:: YOUR GOAL ::
Show all lines of the listing that hold the word "Remaining".

--- Start ---

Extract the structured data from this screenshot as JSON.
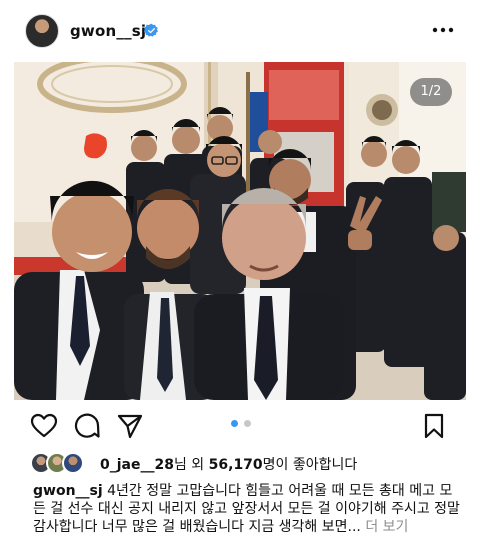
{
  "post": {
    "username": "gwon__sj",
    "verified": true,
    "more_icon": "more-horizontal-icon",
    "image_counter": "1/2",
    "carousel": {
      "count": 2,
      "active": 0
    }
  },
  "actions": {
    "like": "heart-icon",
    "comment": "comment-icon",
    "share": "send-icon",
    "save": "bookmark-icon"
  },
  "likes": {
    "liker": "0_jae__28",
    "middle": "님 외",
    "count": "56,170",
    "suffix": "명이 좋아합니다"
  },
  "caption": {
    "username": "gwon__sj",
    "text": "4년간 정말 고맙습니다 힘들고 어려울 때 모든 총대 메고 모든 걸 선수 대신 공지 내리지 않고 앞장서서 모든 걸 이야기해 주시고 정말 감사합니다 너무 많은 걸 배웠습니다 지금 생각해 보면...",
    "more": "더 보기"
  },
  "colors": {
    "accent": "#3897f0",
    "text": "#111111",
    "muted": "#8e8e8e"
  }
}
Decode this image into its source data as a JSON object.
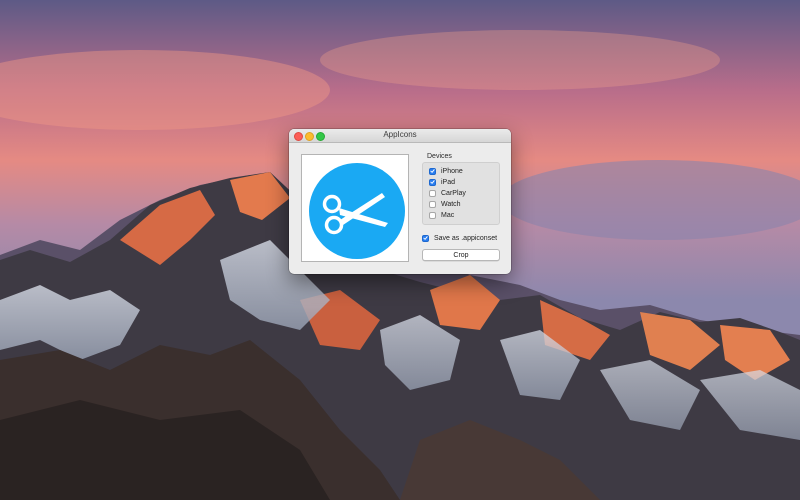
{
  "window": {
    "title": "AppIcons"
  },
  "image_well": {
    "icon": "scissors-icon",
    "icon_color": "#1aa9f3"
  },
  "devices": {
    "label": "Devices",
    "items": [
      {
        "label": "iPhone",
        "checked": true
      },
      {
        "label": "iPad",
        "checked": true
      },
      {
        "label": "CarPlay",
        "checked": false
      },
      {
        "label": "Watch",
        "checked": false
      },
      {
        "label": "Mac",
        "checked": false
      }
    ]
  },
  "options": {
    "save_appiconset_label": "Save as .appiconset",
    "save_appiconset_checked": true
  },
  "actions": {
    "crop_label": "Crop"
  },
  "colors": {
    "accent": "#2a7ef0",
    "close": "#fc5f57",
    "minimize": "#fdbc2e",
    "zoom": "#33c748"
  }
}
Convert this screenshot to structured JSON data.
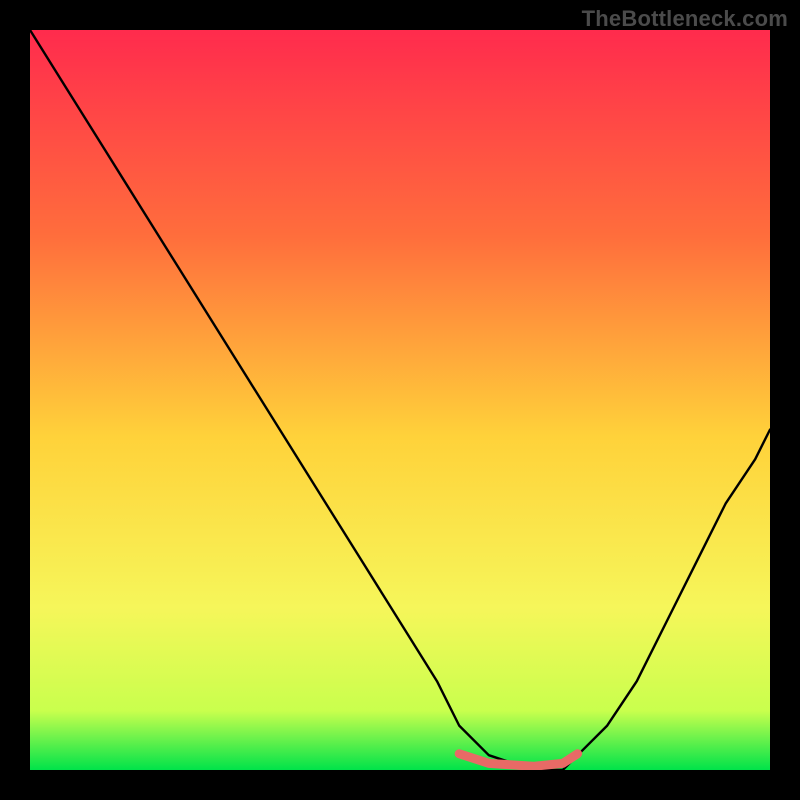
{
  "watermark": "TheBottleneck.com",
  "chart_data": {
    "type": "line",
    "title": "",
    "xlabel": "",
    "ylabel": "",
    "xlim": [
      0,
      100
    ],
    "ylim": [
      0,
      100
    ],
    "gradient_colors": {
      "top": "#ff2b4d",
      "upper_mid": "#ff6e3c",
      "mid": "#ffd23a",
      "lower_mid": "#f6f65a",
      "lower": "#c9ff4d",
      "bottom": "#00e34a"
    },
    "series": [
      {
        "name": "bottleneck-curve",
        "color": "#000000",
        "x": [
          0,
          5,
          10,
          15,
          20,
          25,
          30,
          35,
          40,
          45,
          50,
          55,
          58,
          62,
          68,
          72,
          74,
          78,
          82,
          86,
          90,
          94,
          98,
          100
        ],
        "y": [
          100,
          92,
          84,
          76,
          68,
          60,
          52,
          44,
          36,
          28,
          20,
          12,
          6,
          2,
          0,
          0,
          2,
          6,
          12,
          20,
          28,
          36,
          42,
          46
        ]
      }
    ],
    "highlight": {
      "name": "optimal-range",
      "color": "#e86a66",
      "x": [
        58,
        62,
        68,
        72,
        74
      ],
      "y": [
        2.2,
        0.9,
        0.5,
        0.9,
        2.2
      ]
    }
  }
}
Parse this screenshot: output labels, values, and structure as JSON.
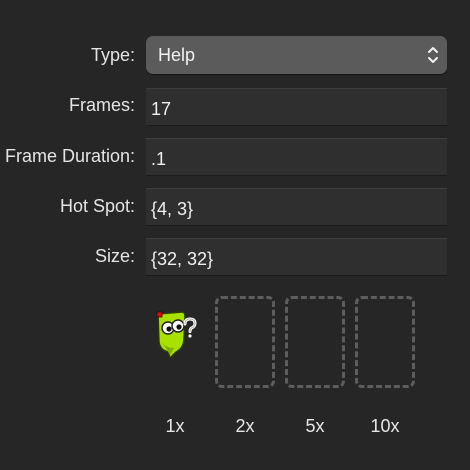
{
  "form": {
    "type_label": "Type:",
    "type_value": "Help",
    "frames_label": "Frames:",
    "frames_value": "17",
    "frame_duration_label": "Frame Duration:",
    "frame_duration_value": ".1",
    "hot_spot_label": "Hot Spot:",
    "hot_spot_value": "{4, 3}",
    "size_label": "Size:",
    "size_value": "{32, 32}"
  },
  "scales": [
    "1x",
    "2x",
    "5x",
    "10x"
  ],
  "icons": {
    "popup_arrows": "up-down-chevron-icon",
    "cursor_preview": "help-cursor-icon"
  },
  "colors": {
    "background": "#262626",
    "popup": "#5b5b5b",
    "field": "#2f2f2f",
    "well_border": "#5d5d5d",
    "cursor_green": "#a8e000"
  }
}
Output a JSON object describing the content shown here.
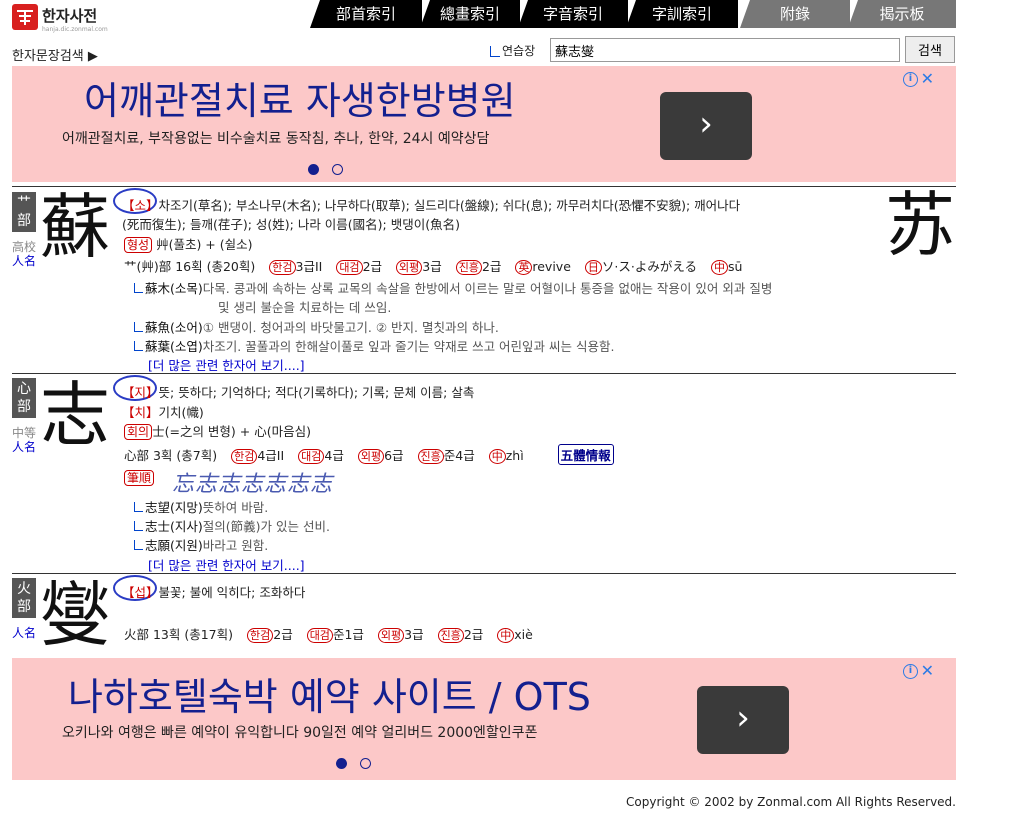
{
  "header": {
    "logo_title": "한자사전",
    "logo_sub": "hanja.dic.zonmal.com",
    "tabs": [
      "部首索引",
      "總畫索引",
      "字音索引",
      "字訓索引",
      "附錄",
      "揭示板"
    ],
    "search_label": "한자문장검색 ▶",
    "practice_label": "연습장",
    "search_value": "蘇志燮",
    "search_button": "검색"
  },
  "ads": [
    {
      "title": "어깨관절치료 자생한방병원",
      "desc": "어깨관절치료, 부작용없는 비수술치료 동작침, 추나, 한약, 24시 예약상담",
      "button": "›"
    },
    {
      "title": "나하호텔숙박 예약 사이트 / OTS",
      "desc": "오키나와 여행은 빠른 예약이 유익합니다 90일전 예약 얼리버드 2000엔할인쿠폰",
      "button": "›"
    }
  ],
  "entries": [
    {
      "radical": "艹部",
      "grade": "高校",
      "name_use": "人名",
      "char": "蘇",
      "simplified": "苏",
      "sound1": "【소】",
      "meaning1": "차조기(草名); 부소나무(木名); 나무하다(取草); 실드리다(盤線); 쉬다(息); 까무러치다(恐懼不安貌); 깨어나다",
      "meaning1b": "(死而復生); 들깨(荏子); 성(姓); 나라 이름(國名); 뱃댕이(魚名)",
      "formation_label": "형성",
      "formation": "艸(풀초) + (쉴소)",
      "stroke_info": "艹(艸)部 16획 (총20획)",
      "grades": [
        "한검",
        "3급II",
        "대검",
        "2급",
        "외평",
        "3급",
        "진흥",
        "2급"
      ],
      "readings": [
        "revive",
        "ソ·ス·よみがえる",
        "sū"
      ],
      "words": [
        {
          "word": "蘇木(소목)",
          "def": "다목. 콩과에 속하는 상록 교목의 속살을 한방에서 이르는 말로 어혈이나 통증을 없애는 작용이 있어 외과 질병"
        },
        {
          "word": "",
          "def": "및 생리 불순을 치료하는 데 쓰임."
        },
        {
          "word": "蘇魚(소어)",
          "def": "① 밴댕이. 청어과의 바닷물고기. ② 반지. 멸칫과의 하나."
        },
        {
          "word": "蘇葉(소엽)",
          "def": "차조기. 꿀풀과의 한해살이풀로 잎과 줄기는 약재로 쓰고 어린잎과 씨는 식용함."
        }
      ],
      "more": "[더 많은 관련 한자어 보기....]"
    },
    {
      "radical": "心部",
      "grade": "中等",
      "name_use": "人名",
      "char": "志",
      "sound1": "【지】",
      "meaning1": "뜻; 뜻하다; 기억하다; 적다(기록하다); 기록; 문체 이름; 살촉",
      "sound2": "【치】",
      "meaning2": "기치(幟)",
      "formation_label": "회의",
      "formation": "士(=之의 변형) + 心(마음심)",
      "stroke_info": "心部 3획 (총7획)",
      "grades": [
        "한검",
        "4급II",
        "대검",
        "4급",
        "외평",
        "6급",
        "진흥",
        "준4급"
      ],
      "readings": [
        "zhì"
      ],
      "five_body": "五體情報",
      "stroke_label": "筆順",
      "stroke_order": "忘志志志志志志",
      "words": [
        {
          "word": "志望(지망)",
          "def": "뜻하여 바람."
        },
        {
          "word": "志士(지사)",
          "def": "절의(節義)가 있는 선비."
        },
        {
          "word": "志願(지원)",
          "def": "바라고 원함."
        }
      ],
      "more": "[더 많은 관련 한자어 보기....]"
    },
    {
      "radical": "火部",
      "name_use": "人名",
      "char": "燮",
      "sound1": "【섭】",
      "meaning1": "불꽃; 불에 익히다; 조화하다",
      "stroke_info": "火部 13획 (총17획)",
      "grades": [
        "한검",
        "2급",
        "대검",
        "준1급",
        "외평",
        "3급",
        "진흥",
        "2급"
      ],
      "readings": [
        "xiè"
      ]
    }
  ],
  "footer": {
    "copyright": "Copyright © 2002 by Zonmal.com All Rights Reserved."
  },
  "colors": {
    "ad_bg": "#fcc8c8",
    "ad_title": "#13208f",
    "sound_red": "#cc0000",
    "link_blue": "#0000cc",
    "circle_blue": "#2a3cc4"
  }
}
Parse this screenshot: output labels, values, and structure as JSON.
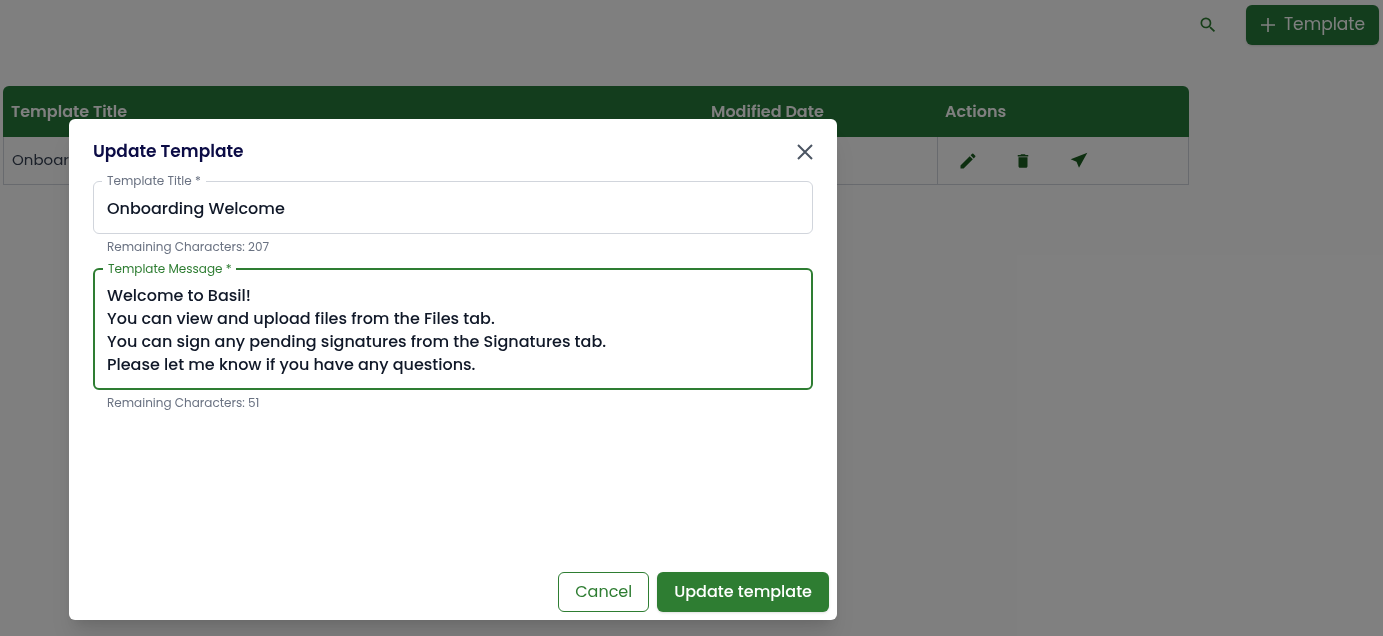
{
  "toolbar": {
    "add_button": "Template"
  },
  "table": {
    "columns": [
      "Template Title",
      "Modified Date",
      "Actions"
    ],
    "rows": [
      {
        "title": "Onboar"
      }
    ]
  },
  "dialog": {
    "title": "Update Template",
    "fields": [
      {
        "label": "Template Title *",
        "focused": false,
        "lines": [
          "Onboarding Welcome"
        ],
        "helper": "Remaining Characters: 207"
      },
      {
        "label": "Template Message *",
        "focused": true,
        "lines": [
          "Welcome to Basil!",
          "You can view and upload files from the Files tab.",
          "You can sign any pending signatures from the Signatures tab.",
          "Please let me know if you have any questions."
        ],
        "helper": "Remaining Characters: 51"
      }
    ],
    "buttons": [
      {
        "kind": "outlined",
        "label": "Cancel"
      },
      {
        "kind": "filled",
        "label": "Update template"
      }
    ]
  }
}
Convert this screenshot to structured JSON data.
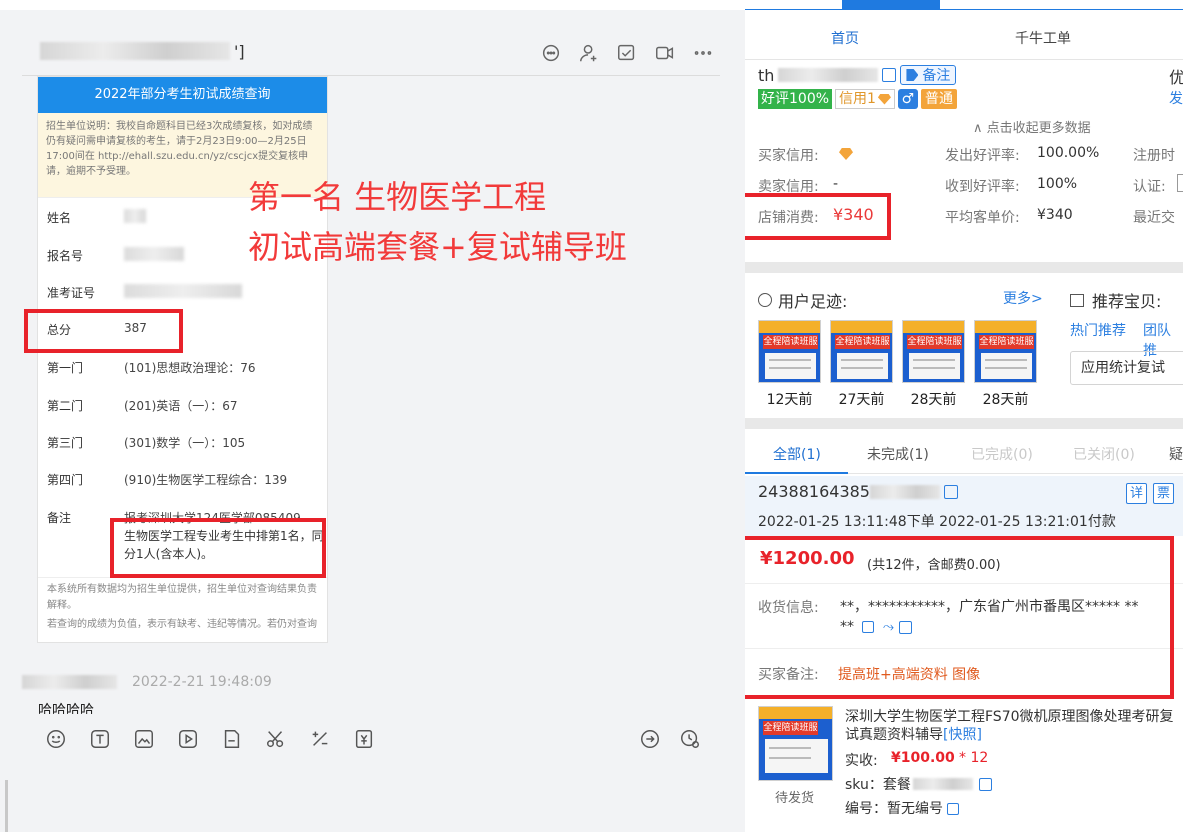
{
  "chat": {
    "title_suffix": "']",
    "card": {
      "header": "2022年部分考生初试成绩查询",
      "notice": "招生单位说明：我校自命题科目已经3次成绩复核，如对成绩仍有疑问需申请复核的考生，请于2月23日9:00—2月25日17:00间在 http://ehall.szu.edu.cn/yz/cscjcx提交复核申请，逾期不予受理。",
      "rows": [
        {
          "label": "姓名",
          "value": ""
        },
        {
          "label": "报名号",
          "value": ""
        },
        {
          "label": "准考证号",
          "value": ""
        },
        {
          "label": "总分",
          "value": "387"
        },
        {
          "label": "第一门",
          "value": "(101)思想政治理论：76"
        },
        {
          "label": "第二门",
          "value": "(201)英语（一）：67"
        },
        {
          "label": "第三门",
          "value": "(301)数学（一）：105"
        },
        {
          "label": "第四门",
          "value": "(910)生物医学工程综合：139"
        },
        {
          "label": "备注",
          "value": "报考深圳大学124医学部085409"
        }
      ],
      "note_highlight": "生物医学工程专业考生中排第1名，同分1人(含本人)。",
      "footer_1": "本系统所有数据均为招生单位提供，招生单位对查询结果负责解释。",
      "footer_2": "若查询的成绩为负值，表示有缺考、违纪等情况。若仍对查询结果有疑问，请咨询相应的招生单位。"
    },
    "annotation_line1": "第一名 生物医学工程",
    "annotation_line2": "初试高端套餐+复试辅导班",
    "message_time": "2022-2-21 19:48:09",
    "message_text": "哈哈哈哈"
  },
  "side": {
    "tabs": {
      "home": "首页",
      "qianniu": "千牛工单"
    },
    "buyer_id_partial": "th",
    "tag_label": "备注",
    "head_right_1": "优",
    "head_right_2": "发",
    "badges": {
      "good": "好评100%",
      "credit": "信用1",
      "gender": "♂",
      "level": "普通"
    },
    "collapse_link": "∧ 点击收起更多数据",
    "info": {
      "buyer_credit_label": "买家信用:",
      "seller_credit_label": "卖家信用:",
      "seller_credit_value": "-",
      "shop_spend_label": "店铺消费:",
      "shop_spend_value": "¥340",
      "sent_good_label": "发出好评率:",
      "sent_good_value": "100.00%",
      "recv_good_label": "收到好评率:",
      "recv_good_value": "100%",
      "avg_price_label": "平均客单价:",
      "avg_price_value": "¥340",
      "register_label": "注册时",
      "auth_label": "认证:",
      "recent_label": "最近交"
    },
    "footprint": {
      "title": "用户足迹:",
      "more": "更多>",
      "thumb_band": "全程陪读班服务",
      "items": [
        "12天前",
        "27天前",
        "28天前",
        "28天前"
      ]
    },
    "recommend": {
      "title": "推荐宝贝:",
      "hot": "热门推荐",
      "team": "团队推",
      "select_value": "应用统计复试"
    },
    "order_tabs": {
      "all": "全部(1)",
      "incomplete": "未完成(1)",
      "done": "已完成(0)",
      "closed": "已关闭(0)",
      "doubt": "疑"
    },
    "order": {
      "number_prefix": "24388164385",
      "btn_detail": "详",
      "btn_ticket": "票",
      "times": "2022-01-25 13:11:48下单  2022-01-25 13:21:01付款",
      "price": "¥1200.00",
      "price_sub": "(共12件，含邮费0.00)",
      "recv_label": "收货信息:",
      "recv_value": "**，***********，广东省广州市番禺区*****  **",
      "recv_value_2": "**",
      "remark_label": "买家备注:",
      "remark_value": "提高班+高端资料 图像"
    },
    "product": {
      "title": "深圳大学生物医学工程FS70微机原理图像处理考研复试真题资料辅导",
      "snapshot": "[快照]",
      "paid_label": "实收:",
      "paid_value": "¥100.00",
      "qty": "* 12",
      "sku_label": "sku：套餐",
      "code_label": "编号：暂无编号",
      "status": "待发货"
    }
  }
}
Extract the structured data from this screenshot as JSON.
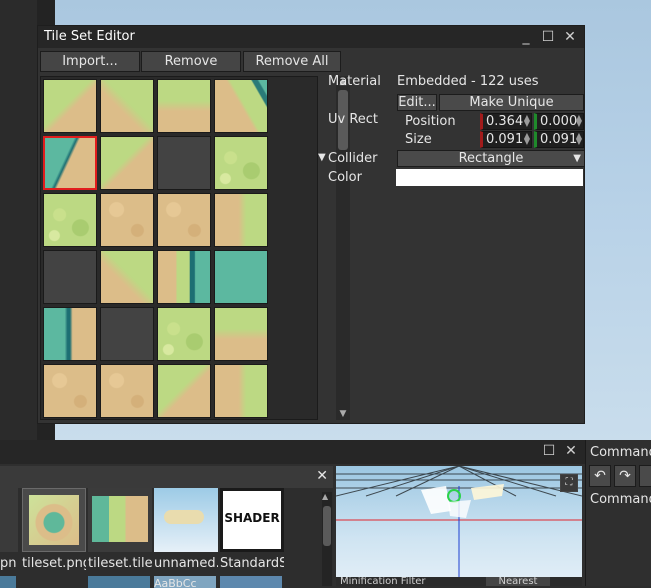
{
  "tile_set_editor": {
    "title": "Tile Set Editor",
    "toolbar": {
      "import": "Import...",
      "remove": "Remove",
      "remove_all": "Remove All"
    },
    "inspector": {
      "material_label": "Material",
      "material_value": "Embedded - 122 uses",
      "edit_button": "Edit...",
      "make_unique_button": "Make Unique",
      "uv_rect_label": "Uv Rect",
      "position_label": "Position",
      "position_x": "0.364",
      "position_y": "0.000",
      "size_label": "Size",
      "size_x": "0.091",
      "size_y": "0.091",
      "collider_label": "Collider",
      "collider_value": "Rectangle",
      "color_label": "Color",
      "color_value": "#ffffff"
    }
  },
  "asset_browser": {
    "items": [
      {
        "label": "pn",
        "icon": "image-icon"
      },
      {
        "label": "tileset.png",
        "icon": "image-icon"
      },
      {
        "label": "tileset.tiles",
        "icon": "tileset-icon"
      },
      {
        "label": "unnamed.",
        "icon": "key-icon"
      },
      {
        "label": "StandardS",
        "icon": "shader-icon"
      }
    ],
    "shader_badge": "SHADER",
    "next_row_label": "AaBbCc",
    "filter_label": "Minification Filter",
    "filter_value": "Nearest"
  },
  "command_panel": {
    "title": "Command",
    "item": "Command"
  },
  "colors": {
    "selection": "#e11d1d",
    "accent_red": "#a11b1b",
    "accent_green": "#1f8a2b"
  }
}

--- End ---

:: SOLUTION TO THIS TASK ::
        "helper": "Remaining Characters: 207"
        "helper": "Remaining Characters: 51"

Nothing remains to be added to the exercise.